BEGIN MATERIALS PROVIDED

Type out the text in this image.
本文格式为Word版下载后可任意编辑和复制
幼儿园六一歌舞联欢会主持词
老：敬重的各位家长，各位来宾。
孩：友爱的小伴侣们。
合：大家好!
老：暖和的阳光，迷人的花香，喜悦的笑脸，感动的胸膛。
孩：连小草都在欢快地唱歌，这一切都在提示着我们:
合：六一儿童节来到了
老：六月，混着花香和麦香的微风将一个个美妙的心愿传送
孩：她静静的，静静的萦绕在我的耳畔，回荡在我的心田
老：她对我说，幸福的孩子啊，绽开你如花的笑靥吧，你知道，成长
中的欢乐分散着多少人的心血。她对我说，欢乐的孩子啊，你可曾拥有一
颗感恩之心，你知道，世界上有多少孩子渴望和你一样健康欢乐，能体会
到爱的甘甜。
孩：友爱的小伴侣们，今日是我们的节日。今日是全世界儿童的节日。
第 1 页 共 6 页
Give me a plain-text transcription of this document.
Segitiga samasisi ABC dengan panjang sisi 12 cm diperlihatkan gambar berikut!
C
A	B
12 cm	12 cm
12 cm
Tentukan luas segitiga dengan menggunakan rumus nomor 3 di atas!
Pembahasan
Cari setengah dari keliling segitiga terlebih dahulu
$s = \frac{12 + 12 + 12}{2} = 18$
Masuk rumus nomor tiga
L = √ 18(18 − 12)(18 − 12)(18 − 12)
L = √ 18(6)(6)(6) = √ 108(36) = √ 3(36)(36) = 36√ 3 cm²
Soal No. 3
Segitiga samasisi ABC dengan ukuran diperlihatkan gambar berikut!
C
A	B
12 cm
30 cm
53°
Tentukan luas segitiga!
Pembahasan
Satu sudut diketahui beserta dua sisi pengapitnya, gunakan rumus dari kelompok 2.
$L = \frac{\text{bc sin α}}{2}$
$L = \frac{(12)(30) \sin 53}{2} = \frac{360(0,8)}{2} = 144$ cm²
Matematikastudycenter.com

END MATERIALS PROVIDED

#### [OBJECTIVE]
Quote verbatim the line containing "Give me a plain-text" and every line after it through the end of the records above.

#### [RESULT OF THIS TASK]
Give me a plain-text transcription of this document.
Segitiga samasisi ABC dengan panjang sisi 12 cm diperlihatkan gambar berikut!
C
A	B
12 cm	12 cm
12 cm
Tentukan luas segitiga dengan menggunakan rumus nomor 3 di atas!
Pembahasan
Cari setengah dari keliling segitiga terlebih dahulu
$s = \frac{12 + 12 + 12}{2} = 18$
Masuk rumus nomor tiga
L = √ 18(18 − 12)(18 − 12)(18 − 12)
L = √ 18(6)(6)(6) = √ 108(36) = √ 3(36)(36) = 36√ 3 cm²
Soal No. 3
Segitiga samasisi ABC dengan ukuran diperlihatkan gambar berikut!
C
A	B
12 cm
30 cm
53°
Tentukan luas segitiga!
Pembahasan
Satu sudut diketahui beserta dua sisi pengapitnya, gunakan rumus dari kelompok 2.
$L = \frac{\text{bc sin α}}{2}$
$L = \frac{(12)(30) \sin 53}{2} = \frac{360(0,8)}{2} = 144$ cm²
Matematikastudycenter.com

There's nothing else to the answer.